# START OF Listed records

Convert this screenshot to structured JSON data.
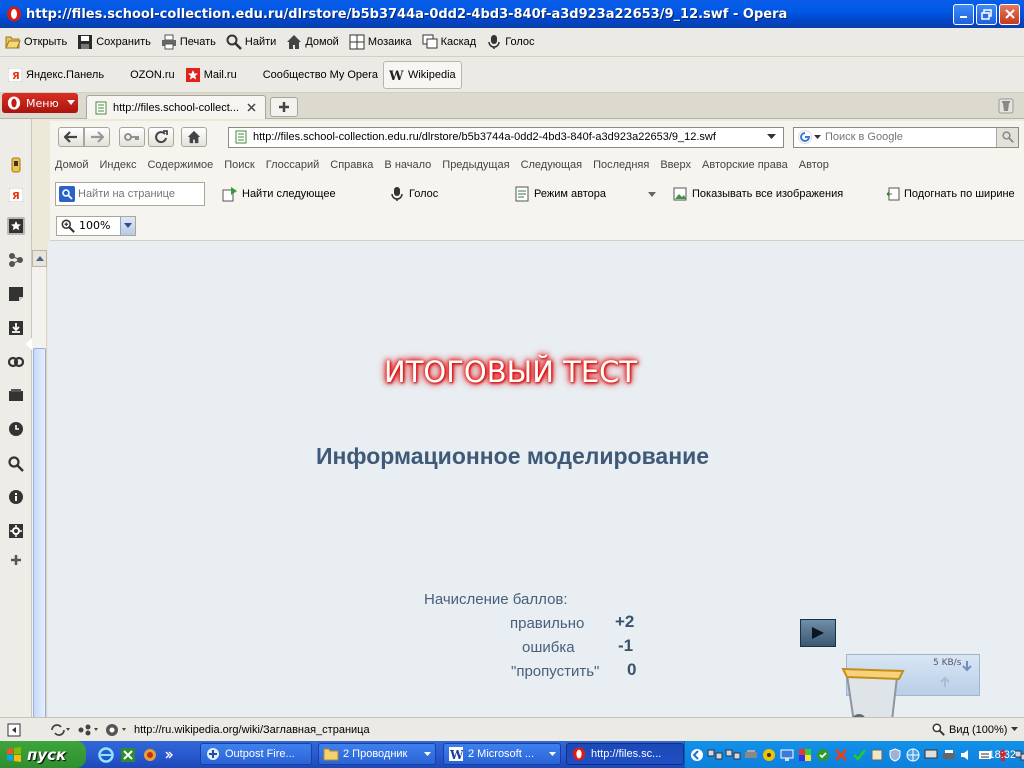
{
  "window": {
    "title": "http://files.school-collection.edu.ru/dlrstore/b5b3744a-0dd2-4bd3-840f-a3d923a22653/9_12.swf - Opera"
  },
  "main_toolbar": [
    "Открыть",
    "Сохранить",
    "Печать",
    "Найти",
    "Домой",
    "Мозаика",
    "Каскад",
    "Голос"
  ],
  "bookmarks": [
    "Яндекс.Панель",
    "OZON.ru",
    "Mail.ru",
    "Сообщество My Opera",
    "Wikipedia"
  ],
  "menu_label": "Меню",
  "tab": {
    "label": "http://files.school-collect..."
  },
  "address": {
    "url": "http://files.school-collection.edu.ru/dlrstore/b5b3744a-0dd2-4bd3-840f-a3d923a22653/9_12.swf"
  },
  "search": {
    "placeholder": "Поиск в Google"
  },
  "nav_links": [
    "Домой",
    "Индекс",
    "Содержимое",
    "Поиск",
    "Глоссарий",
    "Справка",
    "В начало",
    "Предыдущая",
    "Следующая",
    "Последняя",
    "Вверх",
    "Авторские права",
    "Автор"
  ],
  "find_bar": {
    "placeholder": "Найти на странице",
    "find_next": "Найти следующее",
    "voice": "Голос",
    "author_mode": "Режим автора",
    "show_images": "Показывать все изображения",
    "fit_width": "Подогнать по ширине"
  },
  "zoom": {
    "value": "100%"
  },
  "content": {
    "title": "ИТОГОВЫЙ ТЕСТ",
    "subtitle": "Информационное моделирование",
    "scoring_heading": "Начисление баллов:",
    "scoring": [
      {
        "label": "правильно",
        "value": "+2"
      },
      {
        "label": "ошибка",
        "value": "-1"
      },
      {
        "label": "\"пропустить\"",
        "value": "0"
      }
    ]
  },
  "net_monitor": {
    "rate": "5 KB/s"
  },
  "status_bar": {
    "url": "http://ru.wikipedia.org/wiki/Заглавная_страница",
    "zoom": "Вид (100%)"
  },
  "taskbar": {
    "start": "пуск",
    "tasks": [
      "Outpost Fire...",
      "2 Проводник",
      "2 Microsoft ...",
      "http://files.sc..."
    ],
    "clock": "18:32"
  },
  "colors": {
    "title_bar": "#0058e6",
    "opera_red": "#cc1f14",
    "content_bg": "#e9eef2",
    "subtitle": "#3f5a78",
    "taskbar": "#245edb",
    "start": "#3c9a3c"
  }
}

# END OF Listed records
# START OF Listed records

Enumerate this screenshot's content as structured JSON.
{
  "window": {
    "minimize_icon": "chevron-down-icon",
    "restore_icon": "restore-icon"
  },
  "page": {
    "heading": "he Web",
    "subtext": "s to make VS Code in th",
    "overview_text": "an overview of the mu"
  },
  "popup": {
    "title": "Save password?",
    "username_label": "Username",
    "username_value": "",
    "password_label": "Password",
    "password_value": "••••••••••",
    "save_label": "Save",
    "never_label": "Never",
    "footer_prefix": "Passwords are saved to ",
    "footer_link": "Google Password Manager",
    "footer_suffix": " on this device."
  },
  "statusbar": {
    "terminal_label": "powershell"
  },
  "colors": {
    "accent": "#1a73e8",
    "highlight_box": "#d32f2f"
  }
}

# END OF Listed records

▸ What to do
Work out how many lines of the data above hold the word "placeholder", and write only the count.

▸ Solution to this task
2